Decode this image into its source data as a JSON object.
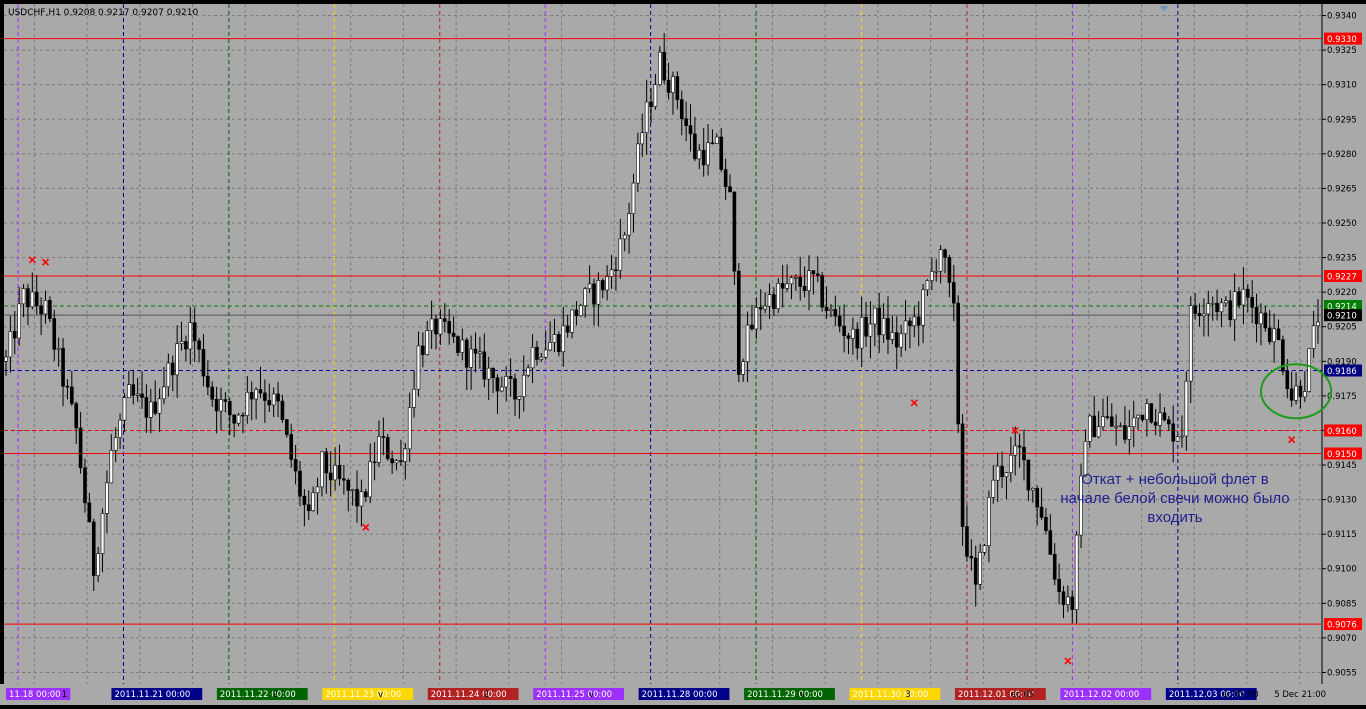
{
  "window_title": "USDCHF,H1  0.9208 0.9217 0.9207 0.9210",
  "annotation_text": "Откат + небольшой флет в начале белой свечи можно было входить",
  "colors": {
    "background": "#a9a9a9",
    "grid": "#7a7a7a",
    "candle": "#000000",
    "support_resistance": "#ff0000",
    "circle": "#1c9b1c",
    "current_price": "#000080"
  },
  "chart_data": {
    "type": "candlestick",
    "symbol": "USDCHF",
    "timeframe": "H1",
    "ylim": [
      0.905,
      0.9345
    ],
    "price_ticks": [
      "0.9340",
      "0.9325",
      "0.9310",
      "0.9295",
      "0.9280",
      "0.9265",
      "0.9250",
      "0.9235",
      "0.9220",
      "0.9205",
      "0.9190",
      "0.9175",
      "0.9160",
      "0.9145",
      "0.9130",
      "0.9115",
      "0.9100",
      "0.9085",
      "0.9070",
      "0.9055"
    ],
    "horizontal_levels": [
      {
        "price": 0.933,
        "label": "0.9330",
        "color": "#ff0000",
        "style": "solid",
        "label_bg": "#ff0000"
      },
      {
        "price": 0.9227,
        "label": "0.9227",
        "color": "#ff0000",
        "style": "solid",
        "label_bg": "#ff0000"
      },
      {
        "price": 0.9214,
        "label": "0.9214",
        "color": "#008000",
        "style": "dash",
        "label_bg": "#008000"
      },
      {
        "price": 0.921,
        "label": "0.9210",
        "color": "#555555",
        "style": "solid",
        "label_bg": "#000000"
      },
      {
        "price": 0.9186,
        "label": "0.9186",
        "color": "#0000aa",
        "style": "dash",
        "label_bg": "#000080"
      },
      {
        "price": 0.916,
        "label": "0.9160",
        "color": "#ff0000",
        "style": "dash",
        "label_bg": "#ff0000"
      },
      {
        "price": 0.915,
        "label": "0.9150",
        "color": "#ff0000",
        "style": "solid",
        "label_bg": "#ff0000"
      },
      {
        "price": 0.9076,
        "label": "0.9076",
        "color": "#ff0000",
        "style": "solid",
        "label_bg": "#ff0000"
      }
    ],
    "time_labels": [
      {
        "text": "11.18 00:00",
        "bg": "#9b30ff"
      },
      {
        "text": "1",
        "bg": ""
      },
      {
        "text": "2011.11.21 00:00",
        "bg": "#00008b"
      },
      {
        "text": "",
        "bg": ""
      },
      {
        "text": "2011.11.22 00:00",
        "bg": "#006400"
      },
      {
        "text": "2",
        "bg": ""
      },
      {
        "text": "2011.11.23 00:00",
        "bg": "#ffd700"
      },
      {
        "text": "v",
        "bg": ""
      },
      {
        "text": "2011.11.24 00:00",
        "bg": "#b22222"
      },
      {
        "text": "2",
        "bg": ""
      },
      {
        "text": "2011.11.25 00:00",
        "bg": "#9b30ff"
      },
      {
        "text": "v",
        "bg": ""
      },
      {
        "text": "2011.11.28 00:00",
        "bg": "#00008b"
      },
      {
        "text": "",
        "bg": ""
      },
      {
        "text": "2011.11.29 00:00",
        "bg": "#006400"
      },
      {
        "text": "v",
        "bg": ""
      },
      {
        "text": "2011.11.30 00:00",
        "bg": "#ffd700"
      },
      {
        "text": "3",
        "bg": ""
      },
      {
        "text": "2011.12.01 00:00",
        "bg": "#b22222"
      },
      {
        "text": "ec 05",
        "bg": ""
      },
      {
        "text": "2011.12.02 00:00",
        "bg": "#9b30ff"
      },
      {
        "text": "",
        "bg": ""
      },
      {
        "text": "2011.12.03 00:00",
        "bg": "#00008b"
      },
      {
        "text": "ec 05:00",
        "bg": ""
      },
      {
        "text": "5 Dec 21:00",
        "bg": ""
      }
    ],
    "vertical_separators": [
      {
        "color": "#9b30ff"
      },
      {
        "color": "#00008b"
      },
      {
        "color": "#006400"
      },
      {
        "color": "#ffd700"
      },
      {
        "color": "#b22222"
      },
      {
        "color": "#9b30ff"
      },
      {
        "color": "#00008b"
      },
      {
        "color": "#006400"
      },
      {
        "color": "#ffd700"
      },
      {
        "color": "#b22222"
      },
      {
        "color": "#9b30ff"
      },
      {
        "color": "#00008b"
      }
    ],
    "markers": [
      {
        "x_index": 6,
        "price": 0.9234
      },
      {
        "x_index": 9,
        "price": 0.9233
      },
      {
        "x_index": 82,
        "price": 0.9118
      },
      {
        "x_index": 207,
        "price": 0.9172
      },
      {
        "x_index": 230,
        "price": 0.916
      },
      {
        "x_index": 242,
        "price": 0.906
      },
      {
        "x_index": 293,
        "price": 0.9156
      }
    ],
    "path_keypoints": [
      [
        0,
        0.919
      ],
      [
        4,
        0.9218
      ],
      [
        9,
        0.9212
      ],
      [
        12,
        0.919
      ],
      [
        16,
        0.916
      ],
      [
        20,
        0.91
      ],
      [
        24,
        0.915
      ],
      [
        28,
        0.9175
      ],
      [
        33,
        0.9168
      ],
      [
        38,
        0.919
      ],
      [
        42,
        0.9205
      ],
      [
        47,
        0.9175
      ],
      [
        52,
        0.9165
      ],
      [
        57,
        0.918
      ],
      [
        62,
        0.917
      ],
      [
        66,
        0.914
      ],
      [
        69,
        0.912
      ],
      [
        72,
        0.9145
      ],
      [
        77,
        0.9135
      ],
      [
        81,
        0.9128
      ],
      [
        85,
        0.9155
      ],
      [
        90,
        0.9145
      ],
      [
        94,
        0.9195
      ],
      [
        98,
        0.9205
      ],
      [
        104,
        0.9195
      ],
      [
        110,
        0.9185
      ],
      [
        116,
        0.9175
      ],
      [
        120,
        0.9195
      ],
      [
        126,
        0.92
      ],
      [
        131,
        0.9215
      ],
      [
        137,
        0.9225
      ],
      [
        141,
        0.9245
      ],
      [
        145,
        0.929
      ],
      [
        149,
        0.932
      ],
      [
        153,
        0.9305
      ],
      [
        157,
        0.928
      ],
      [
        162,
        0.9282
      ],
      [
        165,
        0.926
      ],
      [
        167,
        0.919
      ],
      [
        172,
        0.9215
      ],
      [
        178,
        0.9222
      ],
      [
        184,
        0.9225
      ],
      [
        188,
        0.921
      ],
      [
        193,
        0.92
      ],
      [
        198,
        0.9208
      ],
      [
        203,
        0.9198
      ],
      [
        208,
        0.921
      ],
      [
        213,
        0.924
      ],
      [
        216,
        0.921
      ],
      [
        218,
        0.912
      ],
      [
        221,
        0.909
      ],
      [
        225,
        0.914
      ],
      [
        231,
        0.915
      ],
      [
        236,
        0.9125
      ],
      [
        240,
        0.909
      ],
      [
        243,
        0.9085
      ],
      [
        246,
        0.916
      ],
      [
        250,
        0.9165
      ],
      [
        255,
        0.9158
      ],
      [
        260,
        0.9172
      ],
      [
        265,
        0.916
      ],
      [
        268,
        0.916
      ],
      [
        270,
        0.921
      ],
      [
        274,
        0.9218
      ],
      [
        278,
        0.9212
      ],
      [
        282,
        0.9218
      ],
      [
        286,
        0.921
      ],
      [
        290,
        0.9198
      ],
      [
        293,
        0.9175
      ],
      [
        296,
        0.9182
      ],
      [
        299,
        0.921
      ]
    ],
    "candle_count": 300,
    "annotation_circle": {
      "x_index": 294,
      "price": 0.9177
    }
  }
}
---
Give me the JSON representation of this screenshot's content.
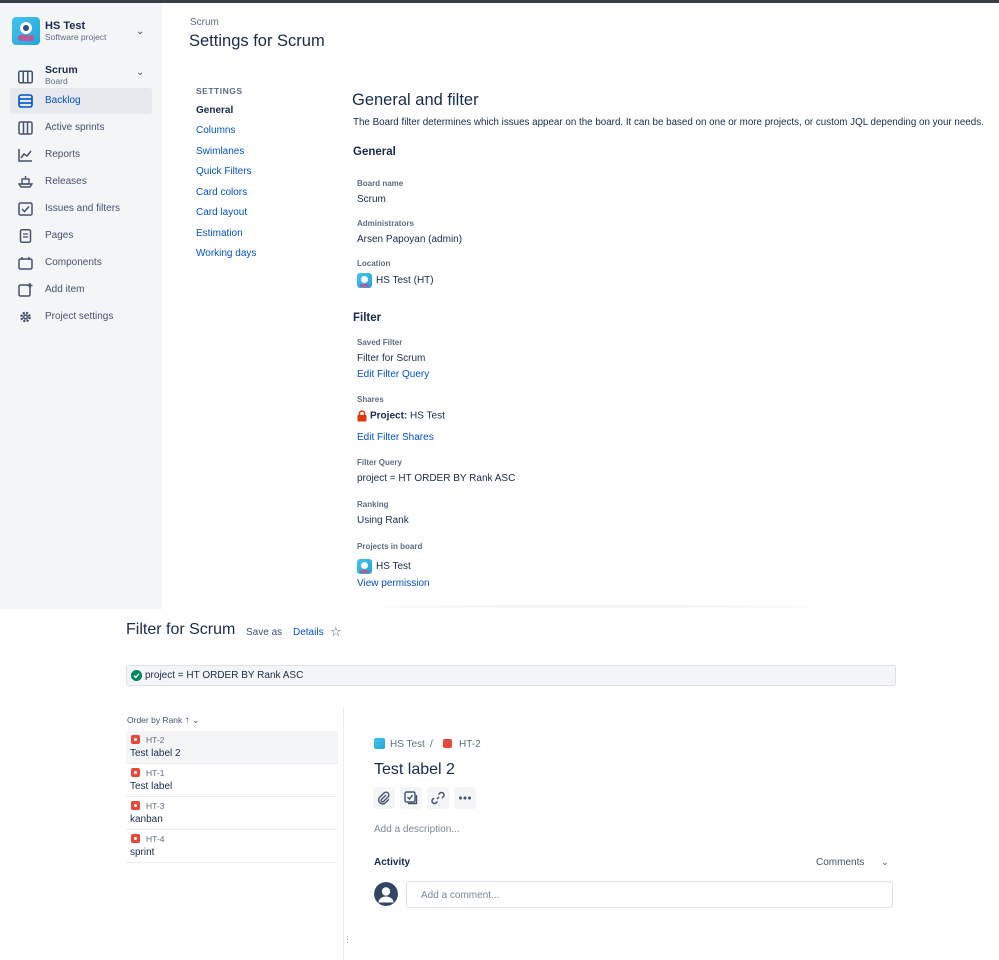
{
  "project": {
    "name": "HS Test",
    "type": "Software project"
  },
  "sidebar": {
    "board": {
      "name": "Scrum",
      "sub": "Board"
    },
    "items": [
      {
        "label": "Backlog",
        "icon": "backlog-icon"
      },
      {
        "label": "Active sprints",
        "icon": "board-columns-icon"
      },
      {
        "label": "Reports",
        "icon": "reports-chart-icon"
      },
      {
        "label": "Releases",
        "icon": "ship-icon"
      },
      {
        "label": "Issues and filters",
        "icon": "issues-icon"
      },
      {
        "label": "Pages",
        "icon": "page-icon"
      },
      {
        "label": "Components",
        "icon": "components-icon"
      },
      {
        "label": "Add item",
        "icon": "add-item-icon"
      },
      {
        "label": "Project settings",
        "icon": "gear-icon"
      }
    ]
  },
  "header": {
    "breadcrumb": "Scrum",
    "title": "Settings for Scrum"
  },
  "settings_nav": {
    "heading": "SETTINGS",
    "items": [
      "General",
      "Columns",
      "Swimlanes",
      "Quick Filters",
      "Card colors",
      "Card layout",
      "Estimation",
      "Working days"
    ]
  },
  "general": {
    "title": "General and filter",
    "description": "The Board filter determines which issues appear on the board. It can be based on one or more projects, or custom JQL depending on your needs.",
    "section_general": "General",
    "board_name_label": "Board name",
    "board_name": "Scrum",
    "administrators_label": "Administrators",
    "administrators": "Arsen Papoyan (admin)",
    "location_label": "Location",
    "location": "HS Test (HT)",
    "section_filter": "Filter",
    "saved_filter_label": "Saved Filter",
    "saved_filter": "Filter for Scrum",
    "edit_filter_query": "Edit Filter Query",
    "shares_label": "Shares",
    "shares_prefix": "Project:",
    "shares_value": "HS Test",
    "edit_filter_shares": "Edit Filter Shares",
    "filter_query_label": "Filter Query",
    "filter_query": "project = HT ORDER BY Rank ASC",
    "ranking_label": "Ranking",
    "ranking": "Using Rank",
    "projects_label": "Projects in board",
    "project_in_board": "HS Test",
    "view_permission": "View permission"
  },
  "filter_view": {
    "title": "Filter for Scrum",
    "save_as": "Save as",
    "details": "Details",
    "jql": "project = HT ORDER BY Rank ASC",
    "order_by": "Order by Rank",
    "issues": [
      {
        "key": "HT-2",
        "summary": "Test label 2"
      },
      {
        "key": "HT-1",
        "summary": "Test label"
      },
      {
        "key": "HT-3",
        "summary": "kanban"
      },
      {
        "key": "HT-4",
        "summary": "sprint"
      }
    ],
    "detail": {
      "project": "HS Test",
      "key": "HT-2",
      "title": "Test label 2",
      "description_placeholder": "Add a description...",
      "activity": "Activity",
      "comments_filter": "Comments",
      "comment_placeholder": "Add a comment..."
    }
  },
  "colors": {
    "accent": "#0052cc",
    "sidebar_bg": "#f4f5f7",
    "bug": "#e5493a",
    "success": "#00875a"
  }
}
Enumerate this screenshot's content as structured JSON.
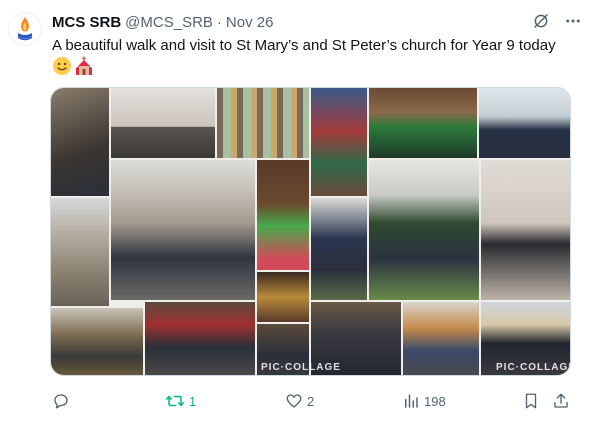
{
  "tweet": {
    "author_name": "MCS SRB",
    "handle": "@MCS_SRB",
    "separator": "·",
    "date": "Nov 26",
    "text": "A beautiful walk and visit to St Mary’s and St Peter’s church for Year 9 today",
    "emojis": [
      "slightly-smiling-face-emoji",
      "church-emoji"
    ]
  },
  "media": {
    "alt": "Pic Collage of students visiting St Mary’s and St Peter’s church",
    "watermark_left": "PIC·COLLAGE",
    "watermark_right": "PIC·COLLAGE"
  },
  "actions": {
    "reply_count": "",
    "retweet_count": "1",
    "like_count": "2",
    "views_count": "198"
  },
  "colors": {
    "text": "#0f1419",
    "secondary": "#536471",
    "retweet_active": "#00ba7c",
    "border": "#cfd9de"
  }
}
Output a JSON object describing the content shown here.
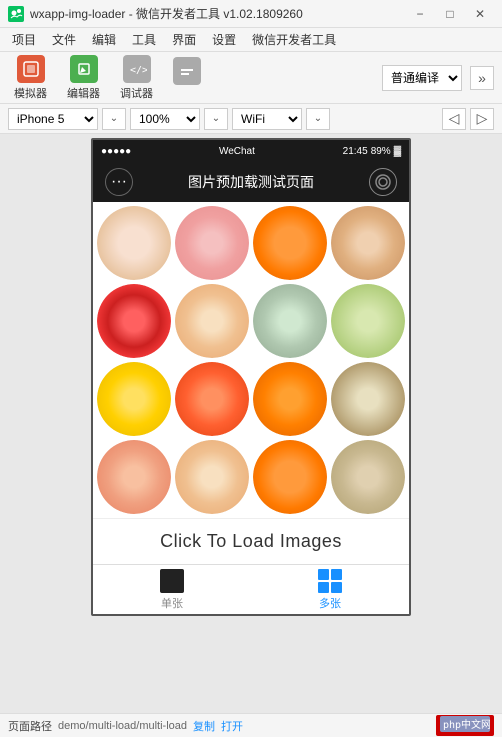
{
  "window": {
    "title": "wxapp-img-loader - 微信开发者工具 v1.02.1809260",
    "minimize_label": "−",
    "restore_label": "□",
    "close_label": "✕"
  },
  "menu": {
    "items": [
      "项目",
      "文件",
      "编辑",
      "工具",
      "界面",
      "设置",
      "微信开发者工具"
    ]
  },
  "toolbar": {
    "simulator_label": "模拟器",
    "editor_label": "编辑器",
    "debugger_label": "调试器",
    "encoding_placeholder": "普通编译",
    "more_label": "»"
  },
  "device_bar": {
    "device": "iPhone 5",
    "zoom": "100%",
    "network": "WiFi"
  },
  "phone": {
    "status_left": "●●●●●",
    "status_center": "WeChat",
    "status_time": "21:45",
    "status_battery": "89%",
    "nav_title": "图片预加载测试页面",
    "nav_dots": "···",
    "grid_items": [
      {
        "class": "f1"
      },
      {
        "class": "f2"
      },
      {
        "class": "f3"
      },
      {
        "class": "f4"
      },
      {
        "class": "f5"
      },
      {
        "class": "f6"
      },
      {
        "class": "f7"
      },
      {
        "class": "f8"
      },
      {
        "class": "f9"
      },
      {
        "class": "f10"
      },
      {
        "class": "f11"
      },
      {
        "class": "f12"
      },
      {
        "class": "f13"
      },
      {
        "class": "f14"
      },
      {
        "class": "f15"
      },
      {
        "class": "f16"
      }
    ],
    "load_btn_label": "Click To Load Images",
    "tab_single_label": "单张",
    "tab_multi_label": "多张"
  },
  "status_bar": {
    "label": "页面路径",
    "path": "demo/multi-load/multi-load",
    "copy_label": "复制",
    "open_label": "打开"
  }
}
---
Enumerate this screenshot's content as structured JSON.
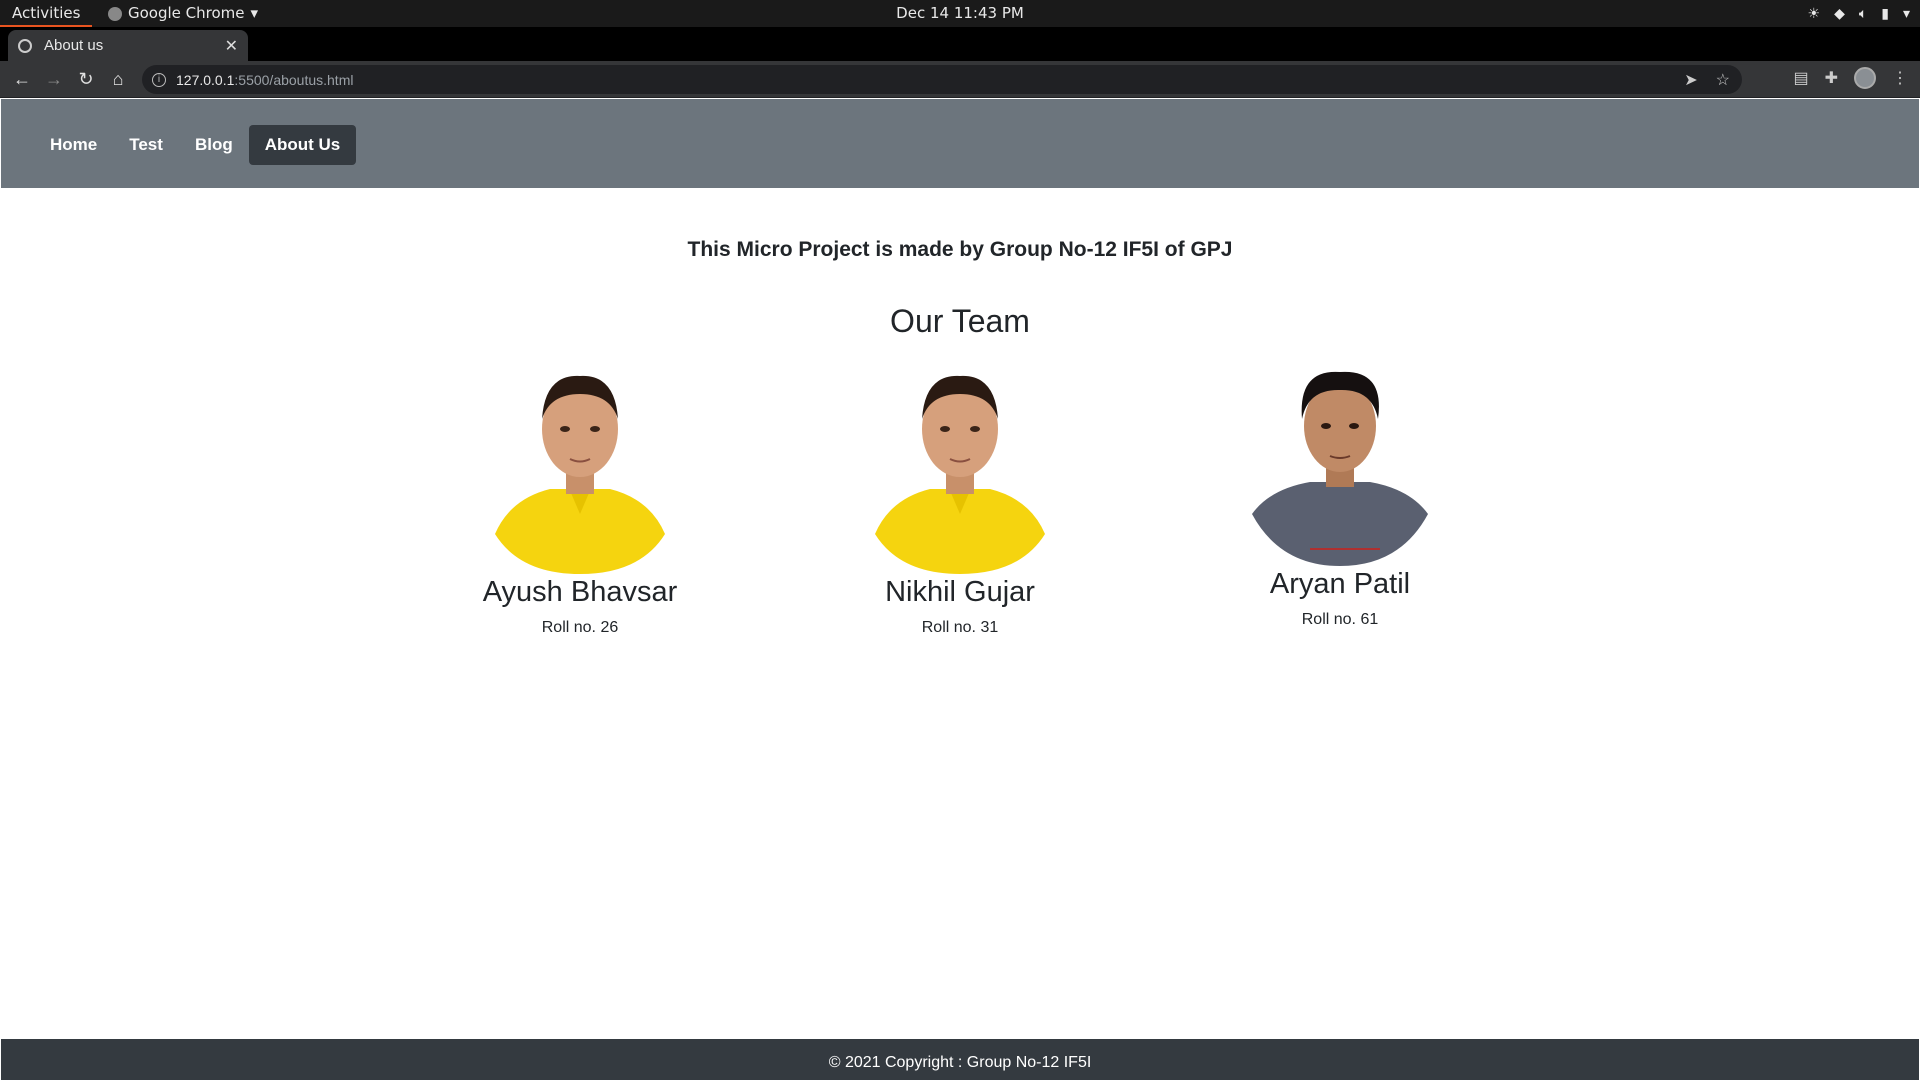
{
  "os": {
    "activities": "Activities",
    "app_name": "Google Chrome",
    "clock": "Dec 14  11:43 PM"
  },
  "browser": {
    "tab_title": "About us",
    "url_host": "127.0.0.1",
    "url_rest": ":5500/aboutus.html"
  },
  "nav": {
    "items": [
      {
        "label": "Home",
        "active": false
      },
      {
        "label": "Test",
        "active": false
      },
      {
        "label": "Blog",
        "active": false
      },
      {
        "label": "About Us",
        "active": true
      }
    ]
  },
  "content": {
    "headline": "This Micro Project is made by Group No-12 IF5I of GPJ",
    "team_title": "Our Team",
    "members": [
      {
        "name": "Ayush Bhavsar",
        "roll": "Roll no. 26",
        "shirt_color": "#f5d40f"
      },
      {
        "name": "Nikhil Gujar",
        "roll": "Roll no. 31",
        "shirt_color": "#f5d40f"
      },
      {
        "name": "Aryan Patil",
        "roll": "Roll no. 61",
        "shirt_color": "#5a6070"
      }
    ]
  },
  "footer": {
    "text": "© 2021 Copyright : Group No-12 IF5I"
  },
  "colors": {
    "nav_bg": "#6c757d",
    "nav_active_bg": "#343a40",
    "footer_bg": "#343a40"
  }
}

**WHAT YOU WILL DO**:
Copy every line in the listing above where the string "description" turns up.

**ANSWER**:
    "description": "The Board filter determines which issues appear on the board. It can be based on one or more projects, or custom JQL depending on your needs.",
      "description_placeholder": "Add a description...",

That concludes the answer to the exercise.